#### RAW DATA

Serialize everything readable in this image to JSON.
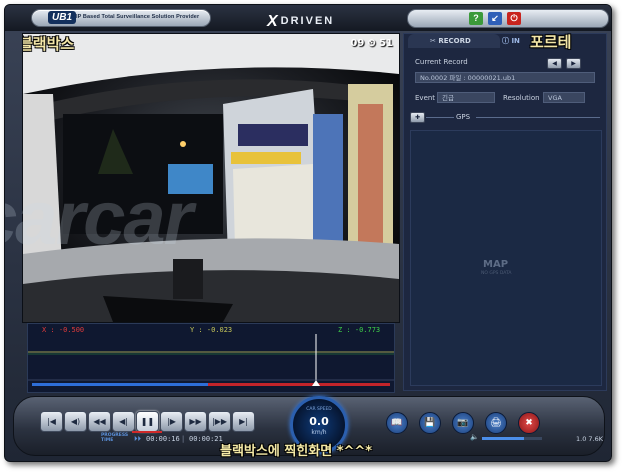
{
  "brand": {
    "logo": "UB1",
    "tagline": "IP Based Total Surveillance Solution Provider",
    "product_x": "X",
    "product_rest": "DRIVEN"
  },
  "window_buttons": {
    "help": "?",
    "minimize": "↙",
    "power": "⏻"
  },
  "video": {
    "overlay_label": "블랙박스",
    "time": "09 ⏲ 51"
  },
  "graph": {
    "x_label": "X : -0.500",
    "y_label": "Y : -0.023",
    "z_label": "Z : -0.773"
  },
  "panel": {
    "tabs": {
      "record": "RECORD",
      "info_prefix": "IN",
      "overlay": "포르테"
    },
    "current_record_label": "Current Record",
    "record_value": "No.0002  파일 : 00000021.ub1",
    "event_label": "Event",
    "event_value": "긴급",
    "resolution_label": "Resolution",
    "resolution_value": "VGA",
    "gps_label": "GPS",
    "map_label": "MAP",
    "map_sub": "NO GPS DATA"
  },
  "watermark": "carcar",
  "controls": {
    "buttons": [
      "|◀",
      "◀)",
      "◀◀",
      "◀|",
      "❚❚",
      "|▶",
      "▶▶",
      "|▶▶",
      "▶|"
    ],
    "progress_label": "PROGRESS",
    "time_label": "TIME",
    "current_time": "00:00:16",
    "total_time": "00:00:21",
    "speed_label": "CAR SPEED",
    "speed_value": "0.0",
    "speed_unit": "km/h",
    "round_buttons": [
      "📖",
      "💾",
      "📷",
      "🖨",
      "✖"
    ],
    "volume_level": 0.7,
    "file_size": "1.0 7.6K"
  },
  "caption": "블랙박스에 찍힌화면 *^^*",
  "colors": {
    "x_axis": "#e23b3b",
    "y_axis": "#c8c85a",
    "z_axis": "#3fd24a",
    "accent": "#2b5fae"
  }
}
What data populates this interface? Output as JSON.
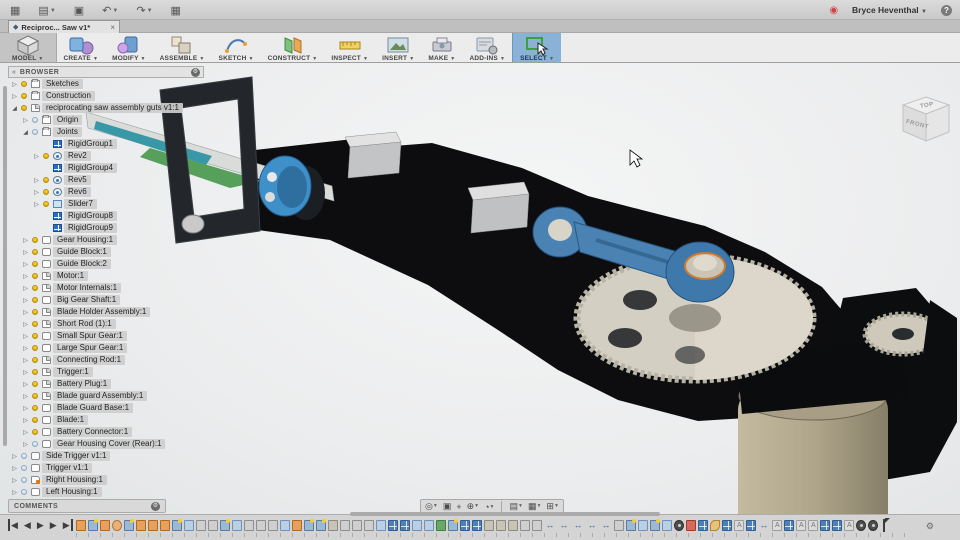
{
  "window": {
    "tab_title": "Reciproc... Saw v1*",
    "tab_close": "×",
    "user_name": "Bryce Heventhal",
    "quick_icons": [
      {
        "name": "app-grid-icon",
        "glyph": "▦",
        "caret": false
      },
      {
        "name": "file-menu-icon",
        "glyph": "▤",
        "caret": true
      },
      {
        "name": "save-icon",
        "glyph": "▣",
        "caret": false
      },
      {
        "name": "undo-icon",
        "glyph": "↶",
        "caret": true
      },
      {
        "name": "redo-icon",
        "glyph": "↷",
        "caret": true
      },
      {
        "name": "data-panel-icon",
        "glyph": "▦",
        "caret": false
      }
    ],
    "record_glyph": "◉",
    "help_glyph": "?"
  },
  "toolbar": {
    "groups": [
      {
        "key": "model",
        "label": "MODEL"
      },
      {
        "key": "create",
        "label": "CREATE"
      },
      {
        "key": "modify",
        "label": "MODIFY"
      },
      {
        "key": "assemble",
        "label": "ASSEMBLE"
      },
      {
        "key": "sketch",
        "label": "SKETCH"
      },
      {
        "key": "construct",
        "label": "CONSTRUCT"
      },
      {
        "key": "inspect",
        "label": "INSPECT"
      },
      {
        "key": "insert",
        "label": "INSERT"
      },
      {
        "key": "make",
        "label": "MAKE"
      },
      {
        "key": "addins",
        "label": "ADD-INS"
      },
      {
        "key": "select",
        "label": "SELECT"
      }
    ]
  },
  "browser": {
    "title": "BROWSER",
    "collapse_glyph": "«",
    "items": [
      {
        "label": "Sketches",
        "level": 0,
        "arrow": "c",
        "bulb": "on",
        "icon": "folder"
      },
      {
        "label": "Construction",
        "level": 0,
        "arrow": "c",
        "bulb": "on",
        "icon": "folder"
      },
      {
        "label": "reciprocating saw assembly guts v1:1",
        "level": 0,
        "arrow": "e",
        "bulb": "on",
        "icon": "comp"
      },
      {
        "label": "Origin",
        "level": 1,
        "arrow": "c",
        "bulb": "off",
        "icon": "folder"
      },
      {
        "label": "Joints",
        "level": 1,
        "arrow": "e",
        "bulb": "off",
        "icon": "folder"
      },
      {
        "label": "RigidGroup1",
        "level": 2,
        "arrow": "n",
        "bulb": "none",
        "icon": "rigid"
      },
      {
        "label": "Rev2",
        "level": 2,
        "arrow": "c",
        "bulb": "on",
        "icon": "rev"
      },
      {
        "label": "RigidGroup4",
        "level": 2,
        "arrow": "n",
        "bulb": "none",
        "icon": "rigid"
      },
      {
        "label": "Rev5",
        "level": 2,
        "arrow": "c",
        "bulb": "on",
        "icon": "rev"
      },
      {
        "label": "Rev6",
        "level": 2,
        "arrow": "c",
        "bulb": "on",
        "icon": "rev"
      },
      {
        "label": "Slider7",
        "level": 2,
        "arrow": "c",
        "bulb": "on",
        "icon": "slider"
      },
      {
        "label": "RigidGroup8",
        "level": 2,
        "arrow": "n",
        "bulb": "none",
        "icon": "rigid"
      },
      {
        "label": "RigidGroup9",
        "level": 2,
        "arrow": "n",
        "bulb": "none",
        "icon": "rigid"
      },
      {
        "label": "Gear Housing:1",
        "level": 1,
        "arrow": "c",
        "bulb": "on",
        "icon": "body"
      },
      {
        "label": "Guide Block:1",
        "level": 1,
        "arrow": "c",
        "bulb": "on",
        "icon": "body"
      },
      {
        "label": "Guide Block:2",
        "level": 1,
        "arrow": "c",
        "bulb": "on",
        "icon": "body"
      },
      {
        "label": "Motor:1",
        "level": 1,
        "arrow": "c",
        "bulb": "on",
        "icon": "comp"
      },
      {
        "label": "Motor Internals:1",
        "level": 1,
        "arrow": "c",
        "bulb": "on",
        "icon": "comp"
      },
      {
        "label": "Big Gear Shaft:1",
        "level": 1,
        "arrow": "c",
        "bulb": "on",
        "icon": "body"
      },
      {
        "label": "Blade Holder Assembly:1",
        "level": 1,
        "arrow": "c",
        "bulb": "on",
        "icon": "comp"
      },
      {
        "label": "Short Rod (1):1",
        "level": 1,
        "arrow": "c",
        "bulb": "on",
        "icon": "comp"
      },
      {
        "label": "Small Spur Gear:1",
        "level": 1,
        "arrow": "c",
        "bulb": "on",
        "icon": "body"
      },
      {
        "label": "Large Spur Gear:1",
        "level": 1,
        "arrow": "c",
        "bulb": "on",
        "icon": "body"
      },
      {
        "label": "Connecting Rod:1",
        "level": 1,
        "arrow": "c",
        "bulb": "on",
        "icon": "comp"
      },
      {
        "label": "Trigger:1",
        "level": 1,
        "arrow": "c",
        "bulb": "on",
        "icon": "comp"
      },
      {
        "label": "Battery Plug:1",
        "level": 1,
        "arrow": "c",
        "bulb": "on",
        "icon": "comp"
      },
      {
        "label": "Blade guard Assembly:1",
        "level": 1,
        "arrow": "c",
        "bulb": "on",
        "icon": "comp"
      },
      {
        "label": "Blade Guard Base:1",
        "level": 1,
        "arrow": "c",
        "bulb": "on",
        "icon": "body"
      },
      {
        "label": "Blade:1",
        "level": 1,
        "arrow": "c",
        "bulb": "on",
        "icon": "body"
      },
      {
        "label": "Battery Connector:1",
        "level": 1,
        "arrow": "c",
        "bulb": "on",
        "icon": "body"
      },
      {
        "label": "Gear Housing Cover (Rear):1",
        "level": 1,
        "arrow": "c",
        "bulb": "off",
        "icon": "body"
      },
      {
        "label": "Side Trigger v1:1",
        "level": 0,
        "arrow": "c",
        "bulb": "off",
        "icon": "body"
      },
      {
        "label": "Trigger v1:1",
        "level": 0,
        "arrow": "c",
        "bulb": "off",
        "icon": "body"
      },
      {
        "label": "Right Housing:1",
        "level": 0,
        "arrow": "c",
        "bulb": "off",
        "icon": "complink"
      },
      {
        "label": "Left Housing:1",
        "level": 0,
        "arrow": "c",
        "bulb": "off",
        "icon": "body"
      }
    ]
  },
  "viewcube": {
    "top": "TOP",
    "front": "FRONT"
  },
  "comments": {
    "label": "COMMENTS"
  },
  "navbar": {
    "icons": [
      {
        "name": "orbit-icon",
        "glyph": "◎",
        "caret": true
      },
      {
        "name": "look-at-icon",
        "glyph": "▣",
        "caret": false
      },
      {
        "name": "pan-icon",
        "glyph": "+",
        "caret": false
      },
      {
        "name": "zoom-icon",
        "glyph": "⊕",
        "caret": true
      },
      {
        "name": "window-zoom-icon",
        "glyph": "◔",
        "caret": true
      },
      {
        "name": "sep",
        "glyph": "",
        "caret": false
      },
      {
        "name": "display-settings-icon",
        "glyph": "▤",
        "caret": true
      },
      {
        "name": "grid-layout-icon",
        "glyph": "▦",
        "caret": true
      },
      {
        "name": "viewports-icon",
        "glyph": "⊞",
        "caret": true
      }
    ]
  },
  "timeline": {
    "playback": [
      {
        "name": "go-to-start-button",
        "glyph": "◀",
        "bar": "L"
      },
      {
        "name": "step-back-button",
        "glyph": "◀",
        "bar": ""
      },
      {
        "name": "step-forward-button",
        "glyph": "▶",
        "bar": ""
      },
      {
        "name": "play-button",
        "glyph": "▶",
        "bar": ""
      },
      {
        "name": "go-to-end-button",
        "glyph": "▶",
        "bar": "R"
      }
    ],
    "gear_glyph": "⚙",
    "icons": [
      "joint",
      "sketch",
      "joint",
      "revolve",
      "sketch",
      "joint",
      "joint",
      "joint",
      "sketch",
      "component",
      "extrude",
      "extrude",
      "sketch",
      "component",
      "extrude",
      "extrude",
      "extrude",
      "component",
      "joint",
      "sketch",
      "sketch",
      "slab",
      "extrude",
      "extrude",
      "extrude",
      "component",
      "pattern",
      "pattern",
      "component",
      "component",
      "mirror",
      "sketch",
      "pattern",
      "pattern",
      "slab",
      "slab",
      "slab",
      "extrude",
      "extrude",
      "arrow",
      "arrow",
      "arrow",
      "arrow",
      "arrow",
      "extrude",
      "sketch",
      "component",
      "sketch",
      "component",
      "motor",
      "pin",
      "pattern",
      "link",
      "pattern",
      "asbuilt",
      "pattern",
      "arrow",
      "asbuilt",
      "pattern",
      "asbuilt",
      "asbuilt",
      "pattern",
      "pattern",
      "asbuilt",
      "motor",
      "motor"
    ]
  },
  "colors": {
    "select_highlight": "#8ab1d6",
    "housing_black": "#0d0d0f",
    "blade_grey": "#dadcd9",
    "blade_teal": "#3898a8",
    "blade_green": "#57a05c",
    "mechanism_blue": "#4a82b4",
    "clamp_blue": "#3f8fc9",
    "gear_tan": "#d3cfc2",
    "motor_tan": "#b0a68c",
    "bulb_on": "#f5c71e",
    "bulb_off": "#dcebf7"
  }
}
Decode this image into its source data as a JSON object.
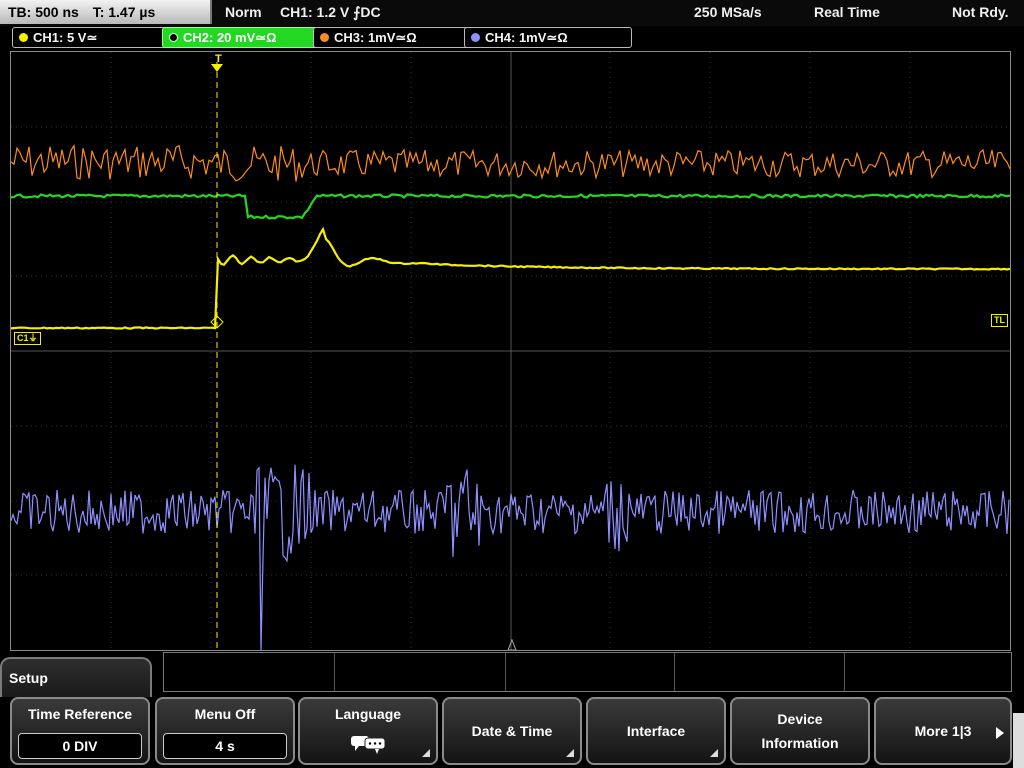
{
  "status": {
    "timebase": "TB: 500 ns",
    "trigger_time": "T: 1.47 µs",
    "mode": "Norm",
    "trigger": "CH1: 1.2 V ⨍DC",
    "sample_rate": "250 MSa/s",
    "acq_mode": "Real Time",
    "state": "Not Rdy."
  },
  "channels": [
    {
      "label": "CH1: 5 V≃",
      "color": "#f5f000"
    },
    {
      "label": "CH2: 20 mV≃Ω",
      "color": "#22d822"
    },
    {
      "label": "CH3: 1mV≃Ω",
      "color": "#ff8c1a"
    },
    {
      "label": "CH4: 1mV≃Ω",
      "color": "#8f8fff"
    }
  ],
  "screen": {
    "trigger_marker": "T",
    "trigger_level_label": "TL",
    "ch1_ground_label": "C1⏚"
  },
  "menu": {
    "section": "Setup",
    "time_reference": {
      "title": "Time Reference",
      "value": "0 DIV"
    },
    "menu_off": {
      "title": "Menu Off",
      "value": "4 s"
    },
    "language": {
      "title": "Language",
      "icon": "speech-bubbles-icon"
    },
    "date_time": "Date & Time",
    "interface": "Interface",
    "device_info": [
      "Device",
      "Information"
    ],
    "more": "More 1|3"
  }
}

########

§ **TASK DETAILS**: Count every line of the records that holds the string "Guide". Write only the total.

§ **THE ANSWER**: 2